» **What you have to do**: Reproduce every line of the item below character for character, but leave the picture out of your answer.

::: Extracted entries

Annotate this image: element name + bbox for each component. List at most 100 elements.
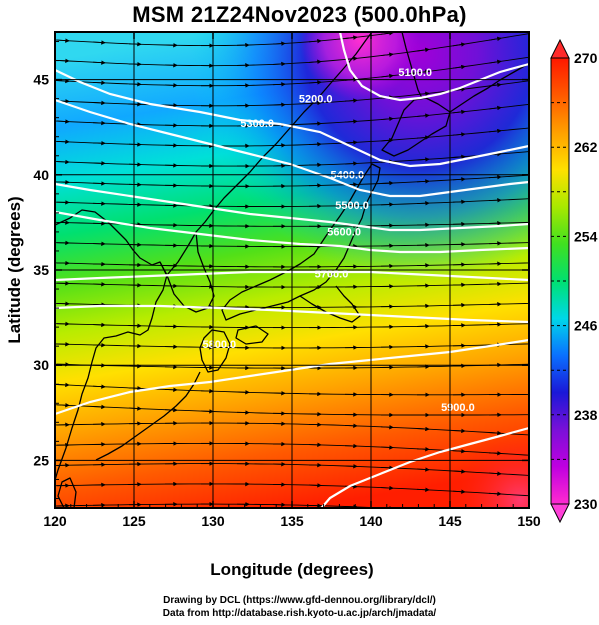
streamline-arrow (164, 387, 178, 392)
streamline (55, 503, 395, 508)
streamline-arrow (128, 385, 142, 391)
streamline-arrow (92, 404, 106, 410)
streamline-arrow (344, 140, 358, 145)
credit-line-1: Drawing by DCL (https://www.gfd-dennou.o… (163, 595, 436, 606)
streamline-arrow (416, 91, 430, 96)
x-tick-label: 140 (359, 513, 383, 529)
x-tick-label: 145 (438, 513, 462, 529)
y-tick-label: 45 (33, 72, 49, 88)
credit-footer: Drawing by DCL (https://www.gfd-dennou.o… (0, 594, 599, 620)
streamline-arrow (92, 80, 106, 85)
streamline-arrow (380, 180, 394, 186)
streamline-arrow (416, 487, 430, 492)
streamline-arrow (380, 73, 394, 79)
streamline-arrow (488, 430, 502, 436)
y-tick-label: 25 (33, 452, 49, 468)
streamline-arrow (417, 27, 429, 29)
contour-label: 5700.0 (315, 269, 349, 281)
coastline-sakhalin (401, 32, 423, 99)
streamline-arrow (489, 514, 501, 515)
colorbar-bottom-arrow (550, 503, 570, 524)
streamline-arrow (452, 489, 466, 494)
colorbar-label: 238 (574, 407, 598, 423)
x-tick-label: 125 (122, 513, 146, 529)
colorbar-label: 262 (574, 139, 598, 155)
streamline-arrow (308, 59, 322, 65)
streamline-arrow (488, 105, 502, 111)
streamline-arrow (56, 139, 70, 144)
streamline-arrow (416, 157, 430, 162)
streamline-arrow (344, 161, 358, 166)
streamline-arrow (488, 59, 502, 65)
streamline-arrow (308, 38, 322, 44)
streamline-arrow (416, 179, 430, 184)
streamline-arrow (344, 423, 358, 428)
streamline-arrow (380, 52, 394, 57)
colorbar-label: 270 (574, 50, 598, 66)
streamline-arrow (452, 64, 466, 70)
coastline-honshu-south (299, 285, 361, 323)
streamline-arrow (416, 426, 430, 432)
streamline-arrow (452, 448, 466, 454)
streamline-arrow (452, 428, 466, 434)
colorbar: 270 262 254 246 238 230 (550, 38, 598, 524)
coastline-honshu (221, 163, 381, 321)
streamline-arrow (380, 445, 394, 450)
streamline-arrow (416, 446, 430, 452)
contour-label: 5400.0 (330, 170, 364, 182)
streamline-arrow (488, 451, 502, 456)
streamline-arrow (488, 174, 502, 180)
streamline-arrow (416, 69, 430, 74)
streamline-arrow (56, 402, 70, 408)
figure-title: MSM 21Z24Nov2023 (500.0hPa) (132, 2, 467, 27)
streamline-arrow (92, 100, 106, 106)
streamline-arrow (344, 98, 358, 103)
streamline-arrow (453, 22, 465, 24)
streamline-arrow (452, 154, 466, 160)
streamline-arrow (92, 40, 106, 45)
streamline-arrow (416, 201, 430, 206)
streamline-arrow (56, 38, 70, 43)
streamline-arrow (489, 15, 501, 17)
streamline-arrow (308, 100, 322, 106)
streamline-arrow (416, 113, 430, 118)
contour-5200 (55, 69, 529, 168)
streamline-arrow (272, 82, 286, 87)
y-tick-label: 30 (33, 357, 49, 373)
coastline-kurils (449, 63, 529, 113)
streamline-arrow (488, 36, 502, 42)
streamline-arrow (308, 121, 322, 126)
streamline-arrow (92, 60, 106, 65)
contour-label: 5600.0 (327, 227, 361, 239)
y-tick-label: 40 (33, 167, 49, 183)
contour-label: 5800.0 (202, 339, 236, 351)
contour-5600 (55, 270, 529, 282)
streamline-arrow (452, 132, 466, 137)
streamline-arrow (272, 41, 286, 46)
contour-label: 5500.0 (335, 200, 369, 212)
streamline-arrow (56, 78, 70, 84)
streamline-arrow (128, 406, 142, 411)
gridlines (55, 32, 529, 508)
streamline-arrow (452, 469, 466, 474)
coastline-shikoku (235, 325, 269, 345)
contour-label: 5900.0 (441, 402, 475, 414)
colorbar-label: 246 (574, 318, 598, 334)
x-tick-label: 135 (280, 513, 304, 529)
x-axis-title: Longitude (degrees) (210, 560, 373, 579)
streamline-arrow (128, 41, 142, 47)
streamline-arrow (452, 199, 466, 205)
contour-5400 (55, 182, 529, 232)
streamline-arrow (380, 465, 394, 470)
colorbar-top-arrow (550, 38, 570, 59)
streamline-arrow (380, 116, 394, 122)
axis-ticks: 120 125 130 135 140 145 150 25 30 35 40 45 (33, 32, 541, 529)
streamline-arrow (308, 80, 322, 85)
contour-label: 5200.0 (299, 93, 333, 105)
streamline-arrow (308, 142, 322, 147)
height-contours (55, 32, 529, 508)
x-tick-label: 120 (43, 513, 67, 529)
streamline-arrow (488, 198, 502, 203)
streamline-arrow (452, 177, 466, 182)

::::::

» **Result of the exercise**:
Annotate this image: element name + bbox for each component. List at most 100 elements.
streamline-arrow (164, 387, 178, 392)
streamline (55, 503, 395, 508)
streamline-arrow (128, 385, 142, 391)
streamline-arrow (92, 404, 106, 410)
streamline-arrow (344, 140, 358, 145)
credit-line-1: Drawing by DCL (https://www.gfd-dennou.o… (163, 595, 436, 606)
streamline-arrow (416, 91, 430, 96)
x-tick-label: 140 (359, 513, 383, 529)
x-tick-label: 145 (438, 513, 462, 529)
y-tick-label: 45 (33, 72, 49, 88)
credit-footer: Drawing by DCL (https://www.gfd-dennou.o… (0, 594, 599, 620)
streamline-arrow (92, 80, 106, 85)
streamline-arrow (380, 180, 394, 186)
streamline-arrow (416, 487, 430, 492)
streamline-arrow (380, 73, 394, 79)
streamline-arrow (488, 430, 502, 436)
y-tick-label: 25 (33, 452, 49, 468)
streamline-arrow (417, 27, 429, 29)
contour-label: 5700.0 (315, 269, 349, 281)
coastline-sakhalin (401, 32, 423, 99)
streamline-arrow (489, 514, 501, 515)
colorbar-bottom-arrow (550, 503, 570, 524)
streamline-arrow (452, 489, 466, 494)
colorbar-label: 238 (574, 407, 598, 423)
x-tick-label: 125 (122, 513, 146, 529)
colorbar-label: 262 (574, 139, 598, 155)
streamline-arrow (308, 59, 322, 65)
streamline-arrow (488, 105, 502, 111)
streamline-arrow (56, 139, 70, 144)
streamline-arrow (416, 157, 430, 162)
streamline-arrow (344, 161, 358, 166)
streamline-arrow (488, 59, 502, 65)
streamline-arrow (308, 38, 322, 44)
streamline-arrow (416, 179, 430, 184)
streamline-arrow (344, 423, 358, 428)
streamline-arrow (380, 52, 394, 57)
colorbar-label: 270 (574, 50, 598, 66)
streamline-arrow (452, 64, 466, 70)
coastline-honshu-south (299, 285, 361, 323)
streamline-arrow (416, 426, 430, 432)
streamline-arrow (452, 448, 466, 454)
streamline-arrow (452, 428, 466, 434)
colorbar: 270 262 254 246 238 230 (550, 38, 598, 524)
coastline-honshu (221, 163, 381, 321)
streamline-arrow (380, 445, 394, 450)
streamline-arrow (416, 446, 430, 452)
contour-label: 5400.0 (330, 170, 364, 182)
streamline-arrow (488, 451, 502, 456)
streamline-arrow (488, 174, 502, 180)
streamline-arrow (416, 69, 430, 74)
streamline-arrow (56, 402, 70, 408)
figure-title: MSM 21Z24Nov2023 (500.0hPa) (132, 2, 467, 27)
streamline-arrow (92, 100, 106, 106)
streamline-arrow (344, 98, 358, 103)
streamline-arrow (453, 22, 465, 24)
streamline-arrow (452, 154, 466, 160)
streamline-arrow (92, 40, 106, 45)
streamline-arrow (416, 201, 430, 206)
streamline-arrow (56, 38, 70, 43)
streamline-arrow (489, 15, 501, 17)
streamline-arrow (308, 100, 322, 106)
streamline-arrow (416, 113, 430, 118)
contour-5200 (55, 69, 529, 168)
streamline-arrow (272, 82, 286, 87)
y-tick-label: 30 (33, 357, 49, 373)
coastline-kurils (449, 63, 529, 113)
streamline-arrow (488, 36, 502, 42)
streamline-arrow (308, 121, 322, 126)
streamline-arrow (92, 60, 106, 65)
contour-label: 5600.0 (327, 227, 361, 239)
y-tick-label: 40 (33, 167, 49, 183)
contour-label: 5800.0 (202, 339, 236, 351)
contour-5600 (55, 270, 529, 282)
streamline-arrow (452, 132, 466, 137)
streamline-arrow (272, 41, 286, 46)
contour-label: 5500.0 (335, 200, 369, 212)
streamline-arrow (56, 78, 70, 84)
streamline-arrow (128, 406, 142, 411)
gridlines (55, 32, 529, 508)
streamline-arrow (452, 469, 466, 474)
coastline-shikoku (235, 325, 269, 345)
contour-label: 5900.0 (441, 402, 475, 414)
colorbar-label: 246 (574, 318, 598, 334)
x-tick-label: 135 (280, 513, 304, 529)
x-axis-title: Longitude (degrees) (210, 560, 373, 579)
streamline-arrow (128, 41, 142, 47)
streamline-arrow (452, 199, 466, 205)
contour-5400 (55, 182, 529, 232)
streamline-arrow (380, 465, 394, 470)
colorbar-top-arrow (550, 38, 570, 59)
streamline-arrow (380, 116, 394, 122)
axis-ticks: 120 125 130 135 140 145 150 25 30 35 40 45 (33, 32, 541, 529)
streamline-arrow (308, 80, 322, 85)
contour-label: 5200.0 (299, 93, 333, 105)
streamline-arrow (308, 142, 322, 147)
height-contours (55, 32, 529, 508)
x-tick-label: 120 (43, 513, 67, 529)
streamline-arrow (488, 198, 502, 203)
streamline-arrow (452, 177, 466, 182)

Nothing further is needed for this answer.